----- Passage provided
DecisionTree

## Decision Trees (DTs) are a non-parametric supervised learning method used for classification and regression. The goal is to create a model that predicts the value of a target variable by learning simple decision rules inferred from the data features ( Defined by Scikit)¶

### Case Study: We will use Decision Tree to figure out the hiring based on Past Data.¶

In [75]:
import numpy as np
import pandas as pd
from sklearn import tree

input_file = "PastHires.csv"

In [76]:
Past_Hires

Out[76]:
Years Experience Employed? Previous employers Level of Education Top-tier school Interned Hired
0 10 Y 4 BS N N Y
1 0 N 0 BS Y Y Y
2 7 N 6 BS N N N
3 2 Y 1 MS Y N Y
4 20 N 2 PhD Y N N
5 0 N 0 PhD Y Y Y
6 5 Y 2 MS N Y Y
7 3 N 1 BS N Y Y
8 15 Y 5 BS N N Y
9 0 N 0 BS N N N
10 1 N 1 PhD Y N N
11 4 Y 1 BS N Y Y
12 0 N 0 PhD Y N Y

Map Y,N to 1,0 and levels of education to scale of 0 for BS, 1 for MS and 2 for PhD

In [77]:
d = {'Y': 1, 'N': 0}
Past_Hires['Hired'] = Past_Hires['Hired'].map(d) ## using map
Past_Hires['Employed?'] = Past_Hires['Employed?'].map(d)
Past_Hires['Top-tier school'] = Past_Hires['Top-tier school'].map(d)
Past_Hires['Interned'] = Past_Hires['Interned'].map(d)

d = {'BS': 0, 'MS': 1, 'PhD': 2}
Past_Hires['Level of Education'] = Past_Hires['Level of Education'].map(d)
Past_Hires

Out[77]:
Years Experience Employed? Previous employers Level of Education Top-tier school Interned Hired
0 10 1 4 0 0 0 1
1 0 0 0 0 1 1 1
2 7 0 6 0 0 0 0
3 2 1 1 1 1 0 1
4 20 0 2 2 1 0 0
5 0 0 0 2 1 1 1
6 5 1 2 1 0 1 1
7 3 0 1 0 0 1 1
8 15 1 5 0 0 0 1
9 0 0 0 0 0 0 0
10 1 0 1 2 1 0 0
11 4 1 1 0 0 1 1
12 0 0 0 2 1 0 1

### Look at the features:¶

Years Experience
Employed?
Previous employers
Level of Education
Top-tier school Interned
Hired

### Hired is the Target Feature¶

Years Experience Employed? Previous employers Level of Education Top-tier school Internet are the features we will use to predict.

In [78]:
features = list(Past_Hires.columns[:6])
features

Out[78]:
['Years Experience',
'Employed?',
'Previous employers',
'Level of Education',
'Top-tier school',
'Interned']
In [79]:
type(features)

Out[79]:
list

### Construct the decision tree using Decision Tree Classifier.¶

In [80]:
y = Past_Hires["Hired"]
X = Past_Hires[features]

In [81]:
clf = tree.DecisionTreeClassifier()
----------
----- Extracted information
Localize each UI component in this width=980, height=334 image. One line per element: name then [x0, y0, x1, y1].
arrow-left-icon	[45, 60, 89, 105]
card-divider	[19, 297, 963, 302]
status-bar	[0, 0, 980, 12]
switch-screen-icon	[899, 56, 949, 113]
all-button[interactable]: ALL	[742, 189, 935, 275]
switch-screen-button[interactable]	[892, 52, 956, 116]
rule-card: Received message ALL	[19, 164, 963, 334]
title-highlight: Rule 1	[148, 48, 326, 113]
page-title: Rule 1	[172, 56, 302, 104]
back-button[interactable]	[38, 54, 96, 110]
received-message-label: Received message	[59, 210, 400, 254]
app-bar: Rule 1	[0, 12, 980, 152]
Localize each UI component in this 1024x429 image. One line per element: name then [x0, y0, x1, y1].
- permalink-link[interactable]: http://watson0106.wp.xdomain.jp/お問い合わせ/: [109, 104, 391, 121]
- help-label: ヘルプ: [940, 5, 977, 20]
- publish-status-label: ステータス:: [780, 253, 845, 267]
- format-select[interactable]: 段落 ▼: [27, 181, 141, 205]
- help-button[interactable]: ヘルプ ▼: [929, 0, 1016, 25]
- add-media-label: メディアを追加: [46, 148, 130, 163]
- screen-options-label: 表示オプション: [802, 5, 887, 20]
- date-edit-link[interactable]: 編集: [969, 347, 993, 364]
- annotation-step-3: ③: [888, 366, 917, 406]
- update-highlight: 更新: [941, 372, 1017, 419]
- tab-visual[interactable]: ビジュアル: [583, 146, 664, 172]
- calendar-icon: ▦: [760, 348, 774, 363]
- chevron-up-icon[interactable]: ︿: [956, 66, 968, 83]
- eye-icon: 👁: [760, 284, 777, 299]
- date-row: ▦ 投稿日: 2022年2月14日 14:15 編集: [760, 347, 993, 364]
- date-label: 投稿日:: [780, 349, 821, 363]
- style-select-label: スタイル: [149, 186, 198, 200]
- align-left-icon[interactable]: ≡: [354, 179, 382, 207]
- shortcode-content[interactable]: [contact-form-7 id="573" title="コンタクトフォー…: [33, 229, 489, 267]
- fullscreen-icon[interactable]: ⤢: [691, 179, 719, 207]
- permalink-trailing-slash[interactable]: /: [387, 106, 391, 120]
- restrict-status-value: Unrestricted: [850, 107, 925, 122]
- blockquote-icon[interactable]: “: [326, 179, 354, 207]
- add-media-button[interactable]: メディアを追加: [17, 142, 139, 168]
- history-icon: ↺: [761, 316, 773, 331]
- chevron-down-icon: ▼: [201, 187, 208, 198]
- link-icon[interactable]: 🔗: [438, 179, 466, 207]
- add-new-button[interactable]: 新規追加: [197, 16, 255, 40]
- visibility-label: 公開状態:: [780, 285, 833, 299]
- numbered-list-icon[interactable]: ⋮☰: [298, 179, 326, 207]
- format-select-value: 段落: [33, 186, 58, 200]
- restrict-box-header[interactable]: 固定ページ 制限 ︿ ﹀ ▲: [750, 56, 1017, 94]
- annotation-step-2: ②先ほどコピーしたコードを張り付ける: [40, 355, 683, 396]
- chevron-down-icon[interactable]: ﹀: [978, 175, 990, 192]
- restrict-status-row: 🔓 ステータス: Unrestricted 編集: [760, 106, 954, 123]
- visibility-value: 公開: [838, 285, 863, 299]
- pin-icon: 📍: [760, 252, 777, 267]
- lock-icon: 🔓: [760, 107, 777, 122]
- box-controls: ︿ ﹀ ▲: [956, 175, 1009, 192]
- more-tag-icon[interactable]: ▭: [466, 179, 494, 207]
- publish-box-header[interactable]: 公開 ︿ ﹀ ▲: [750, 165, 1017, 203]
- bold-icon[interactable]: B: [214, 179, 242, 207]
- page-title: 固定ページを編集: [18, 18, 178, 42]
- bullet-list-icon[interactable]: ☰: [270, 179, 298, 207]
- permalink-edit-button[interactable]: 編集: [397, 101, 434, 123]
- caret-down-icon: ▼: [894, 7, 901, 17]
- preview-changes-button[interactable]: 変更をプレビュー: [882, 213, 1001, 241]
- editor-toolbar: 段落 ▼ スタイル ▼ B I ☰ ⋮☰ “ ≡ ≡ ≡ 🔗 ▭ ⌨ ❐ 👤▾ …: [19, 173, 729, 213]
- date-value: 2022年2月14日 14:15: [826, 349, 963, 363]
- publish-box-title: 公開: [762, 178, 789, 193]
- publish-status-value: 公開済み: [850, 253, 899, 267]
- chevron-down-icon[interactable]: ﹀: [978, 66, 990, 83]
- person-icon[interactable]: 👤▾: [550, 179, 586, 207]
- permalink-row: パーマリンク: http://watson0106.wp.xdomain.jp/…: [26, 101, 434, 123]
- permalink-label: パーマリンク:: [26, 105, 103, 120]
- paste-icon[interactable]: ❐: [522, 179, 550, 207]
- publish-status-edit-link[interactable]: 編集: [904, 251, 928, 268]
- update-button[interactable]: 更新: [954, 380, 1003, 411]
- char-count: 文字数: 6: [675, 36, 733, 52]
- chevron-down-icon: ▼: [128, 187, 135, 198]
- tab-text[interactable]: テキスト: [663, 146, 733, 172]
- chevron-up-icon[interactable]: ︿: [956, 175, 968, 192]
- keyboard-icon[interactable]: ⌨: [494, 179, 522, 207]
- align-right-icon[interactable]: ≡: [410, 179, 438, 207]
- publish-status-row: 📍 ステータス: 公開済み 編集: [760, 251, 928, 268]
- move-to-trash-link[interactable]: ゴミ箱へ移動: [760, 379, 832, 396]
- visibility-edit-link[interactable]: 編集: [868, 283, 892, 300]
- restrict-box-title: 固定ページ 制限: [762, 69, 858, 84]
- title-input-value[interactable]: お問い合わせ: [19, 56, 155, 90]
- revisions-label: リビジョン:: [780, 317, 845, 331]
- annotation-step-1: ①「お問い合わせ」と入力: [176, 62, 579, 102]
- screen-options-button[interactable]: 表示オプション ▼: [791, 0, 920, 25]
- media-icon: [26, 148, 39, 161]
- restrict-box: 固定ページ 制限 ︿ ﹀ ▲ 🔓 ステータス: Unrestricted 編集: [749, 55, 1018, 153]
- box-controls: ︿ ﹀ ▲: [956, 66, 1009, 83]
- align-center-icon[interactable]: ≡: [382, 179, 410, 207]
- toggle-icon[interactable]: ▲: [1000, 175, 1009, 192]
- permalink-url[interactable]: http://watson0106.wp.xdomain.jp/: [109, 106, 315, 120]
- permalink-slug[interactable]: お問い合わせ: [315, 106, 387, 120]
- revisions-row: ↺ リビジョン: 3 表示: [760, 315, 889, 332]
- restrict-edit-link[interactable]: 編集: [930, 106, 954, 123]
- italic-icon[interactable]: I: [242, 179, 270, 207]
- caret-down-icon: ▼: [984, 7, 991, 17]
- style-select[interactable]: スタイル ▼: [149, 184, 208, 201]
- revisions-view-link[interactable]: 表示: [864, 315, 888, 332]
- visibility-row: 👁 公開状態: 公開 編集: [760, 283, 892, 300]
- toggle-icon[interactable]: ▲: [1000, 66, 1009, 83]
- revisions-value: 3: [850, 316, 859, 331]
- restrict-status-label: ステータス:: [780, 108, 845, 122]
----------
- Goal 1 -
In the decision tree notebook, which numbers stand for the BS, MS and PhD education levels?
- Goal 2 -
Reproduce everything in the decision tree notebook from "Past_Hires['Top-tier school'] = Past_Hires['Top-tier" down to "Past_Hires['Level of Education'].map(d)".
- Goal 3 -
Keep writing the decision tree notebook, starting right after its last line.
You won't need the rows for anything here.

- Exercise answer 1 -
BS is 0, MS is 1 and PhD is 2.

- Exercise answer 2 -
Past_Hires['Top-tier school'] = Past_Hires['Top-tier school'].map(d)
Past_Hires['Interned'] = Past_Hires['Interned'].map(d)

d = {'BS': 0, 'MS': 1, 'PhD': 2}
Past_Hires['Level of Education'] = Past_Hires['Level of Education'].map(d)

- Exercise answer 3 -
In [82]:
clf = clf.fit(X,y)

In [83]:
from sklearn.externals.six import StringIO
from IPython.display import Image
from sklearn.tree import export_graphviz
import pydotplus
dot_data = StringIO()
export_graphviz(clf, out_file=dot_data,
filled=True, rounded=True,
special_characters=True)
graph = pydotplus.graph_from_dot_data(dot_data.getvalue())
Image(graph.create_png())

Out[83]:
To read this decision tree, each condition branches left for "true" and right for "false". When you end up at a value, the value array represents how many samples exist in each target value.
In [84]:
features

Out[84]:
['Years Experience',
'Employed?',
'Previous employers',
'Level of Education',
'Top-tier school',
'Interned']
In [85]:
print (clf.predict([[10, 1, 4, 0, 0,0 ]]))

[1]


## Ensemble learning: using a random forest. We will build 12 decision Trees¶

We'll use a random forest of 10 decision trees to predict employment of specific candidate profiles:

In [86]:
from sklearn.ensemble import RandomForestClassifier

clf10TREE = RandomForestClassifier(n_estimators=12)
clf10TREE = clf.fit(X, y)


### Time to predict, Candidate # 1 ::: Predict employment of an employed 9 years Experience¶

In [87]:
print (clf10TREE.predict([[9, 1, 4, 0, 0, 0]]))

[1]


### Time to predict, Candidate # 2 ::: Predict employment of an unemployed 3-year Experience¶

In [88]:
print (clf10TREE.predict([[3, 0, 0, 0, 0, 0]]))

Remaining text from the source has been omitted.